**AVAILABLE DATA**
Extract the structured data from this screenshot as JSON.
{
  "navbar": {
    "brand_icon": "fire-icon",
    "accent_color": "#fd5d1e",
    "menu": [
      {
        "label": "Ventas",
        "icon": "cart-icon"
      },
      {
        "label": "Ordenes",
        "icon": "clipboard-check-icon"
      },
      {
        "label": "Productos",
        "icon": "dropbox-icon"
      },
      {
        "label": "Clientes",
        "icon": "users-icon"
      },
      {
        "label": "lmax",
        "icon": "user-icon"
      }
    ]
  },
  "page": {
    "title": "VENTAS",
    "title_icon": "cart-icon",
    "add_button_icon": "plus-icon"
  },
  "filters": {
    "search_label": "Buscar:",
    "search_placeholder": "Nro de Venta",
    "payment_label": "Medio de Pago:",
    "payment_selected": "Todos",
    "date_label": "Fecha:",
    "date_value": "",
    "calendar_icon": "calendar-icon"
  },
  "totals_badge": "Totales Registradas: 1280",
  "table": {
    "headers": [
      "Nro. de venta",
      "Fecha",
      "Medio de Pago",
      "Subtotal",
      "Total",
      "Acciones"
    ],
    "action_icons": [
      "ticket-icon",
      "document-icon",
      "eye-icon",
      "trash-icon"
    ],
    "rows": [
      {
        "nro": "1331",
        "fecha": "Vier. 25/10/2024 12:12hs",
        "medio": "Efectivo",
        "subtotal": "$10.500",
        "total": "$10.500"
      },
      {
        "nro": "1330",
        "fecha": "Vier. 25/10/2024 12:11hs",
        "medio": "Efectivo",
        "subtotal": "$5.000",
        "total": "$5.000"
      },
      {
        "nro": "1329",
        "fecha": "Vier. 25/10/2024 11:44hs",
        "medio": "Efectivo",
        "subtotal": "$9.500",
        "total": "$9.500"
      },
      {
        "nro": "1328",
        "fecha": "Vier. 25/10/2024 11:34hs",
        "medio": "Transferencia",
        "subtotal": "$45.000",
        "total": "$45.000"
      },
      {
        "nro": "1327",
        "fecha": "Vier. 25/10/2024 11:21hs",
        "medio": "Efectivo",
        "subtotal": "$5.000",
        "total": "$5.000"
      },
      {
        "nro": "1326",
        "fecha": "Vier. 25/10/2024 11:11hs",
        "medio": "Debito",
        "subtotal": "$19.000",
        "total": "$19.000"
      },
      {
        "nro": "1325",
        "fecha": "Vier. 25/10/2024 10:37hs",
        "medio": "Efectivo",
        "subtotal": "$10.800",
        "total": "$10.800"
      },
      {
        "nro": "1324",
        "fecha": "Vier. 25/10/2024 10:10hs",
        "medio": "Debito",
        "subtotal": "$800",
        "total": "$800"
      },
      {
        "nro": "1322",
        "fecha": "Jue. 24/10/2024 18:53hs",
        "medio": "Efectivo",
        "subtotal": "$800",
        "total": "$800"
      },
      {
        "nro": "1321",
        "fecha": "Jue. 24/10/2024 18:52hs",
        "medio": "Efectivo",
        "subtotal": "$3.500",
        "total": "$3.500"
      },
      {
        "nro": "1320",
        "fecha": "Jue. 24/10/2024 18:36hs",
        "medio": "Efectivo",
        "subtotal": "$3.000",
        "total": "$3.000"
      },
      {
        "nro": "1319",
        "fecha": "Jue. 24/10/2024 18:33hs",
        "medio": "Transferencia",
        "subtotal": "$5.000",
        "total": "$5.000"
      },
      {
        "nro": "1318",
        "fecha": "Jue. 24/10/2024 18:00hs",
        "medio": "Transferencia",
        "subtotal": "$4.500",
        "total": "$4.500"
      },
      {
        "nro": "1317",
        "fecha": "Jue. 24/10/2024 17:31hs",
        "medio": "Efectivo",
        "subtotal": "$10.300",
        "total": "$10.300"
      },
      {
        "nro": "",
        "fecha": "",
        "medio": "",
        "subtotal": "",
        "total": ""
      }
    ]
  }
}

**INSTRUCTIONS TO FOLLOW**
Return each entry from the material above exactly as it appears.

**EXPECTED OUTPUT**
Extract the structured data from this screenshot as JSON.
{
  "navbar": {
    "brand_icon": "fire-icon",
    "accent_color": "#fd5d1e",
    "menu": [
      {
        "label": "Ventas",
        "icon": "cart-icon"
      },
      {
        "label": "Ordenes",
        "icon": "clipboard-check-icon"
      },
      {
        "label": "Productos",
        "icon": "dropbox-icon"
      },
      {
        "label": "Clientes",
        "icon": "users-icon"
      },
      {
        "label": "lmax",
        "icon": "user-icon"
      }
    ]
  },
  "page": {
    "title": "VENTAS",
    "title_icon": "cart-icon",
    "add_button_icon": "plus-icon"
  },
  "filters": {
    "search_label": "Buscar:",
    "search_placeholder": "Nro de Venta",
    "payment_label": "Medio de Pago:",
    "payment_selected": "Todos",
    "date_label": "Fecha:",
    "date_value": "",
    "calendar_icon": "calendar-icon"
  },
  "totals_badge": "Totales Registradas: 1280",
  "table": {
    "headers": [
      "Nro. de venta",
      "Fecha",
      "Medio de Pago",
      "Subtotal",
      "Total",
      "Acciones"
    ],
    "action_icons": [
      "ticket-icon",
      "document-icon",
      "eye-icon",
      "trash-icon"
    ],
    "rows": [
      {
        "nro": "1331",
        "fecha": "Vier. 25/10/2024 12:12hs",
        "medio": "Efectivo",
        "subtotal": "$10.500",
        "total": "$10.500"
      },
      {
        "nro": "1330",
        "fecha": "Vier. 25/10/2024 12:11hs",
        "medio": "Efectivo",
        "subtotal": "$5.000",
        "total": "$5.000"
      },
      {
        "nro": "1329",
        "fecha": "Vier. 25/10/2024 11:44hs",
        "medio": "Efectivo",
        "subtotal": "$9.500",
        "total": "$9.500"
      },
      {
        "nro": "1328",
        "fecha": "Vier. 25/10/2024 11:34hs",
        "medio": "Transferencia",
        "subtotal": "$45.000",
        "total": "$45.000"
      },
      {
        "nro": "1327",
        "fecha": "Vier. 25/10/2024 11:21hs",
        "medio": "Efectivo",
        "subtotal": "$5.000",
        "total": "$5.000"
      },
      {
        "nro": "1326",
        "fecha": "Vier. 25/10/2024 11:11hs",
        "medio": "Debito",
        "subtotal": "$19.000",
        "total": "$19.000"
      },
      {
        "nro": "1325",
        "fecha": "Vier. 25/10/2024 10:37hs",
        "medio": "Efectivo",
        "subtotal": "$10.800",
        "total": "$10.800"
      },
      {
        "nro": "1324",
        "fecha": "Vier. 25/10/2024 10:10hs",
        "medio": "Debito",
        "subtotal": "$800",
        "total": "$800"
      },
      {
        "nro": "1322",
        "fecha": "Jue. 24/10/2024 18:53hs",
        "medio": "Efectivo",
        "subtotal": "$800",
        "total": "$800"
      },
      {
        "nro": "1321",
        "fecha": "Jue. 24/10/2024 18:52hs",
        "medio": "Efectivo",
        "subtotal": "$3.500",
        "total": "$3.500"
      },
      {
        "nro": "1320",
        "fecha": "Jue. 24/10/2024 18:36hs",
        "medio": "Efectivo",
        "subtotal": "$3.000",
        "total": "$3.000"
      },
      {
        "nro": "1319",
        "fecha": "Jue. 24/10/2024 18:33hs",
        "medio": "Transferencia",
        "subtotal": "$5.000",
        "total": "$5.000"
      },
      {
        "nro": "1318",
        "fecha": "Jue. 24/10/2024 18:00hs",
        "medio": "Transferencia",
        "subtotal": "$4.500",
        "total": "$4.500"
      },
      {
        "nro": "1317",
        "fecha": "Jue. 24/10/2024 17:31hs",
        "medio": "Efectivo",
        "subtotal": "$10.300",
        "total": "$10.300"
      },
      {
        "nro": "",
        "fecha": "",
        "medio": "",
        "subtotal": "",
        "total": ""
      }
    ]
  }
}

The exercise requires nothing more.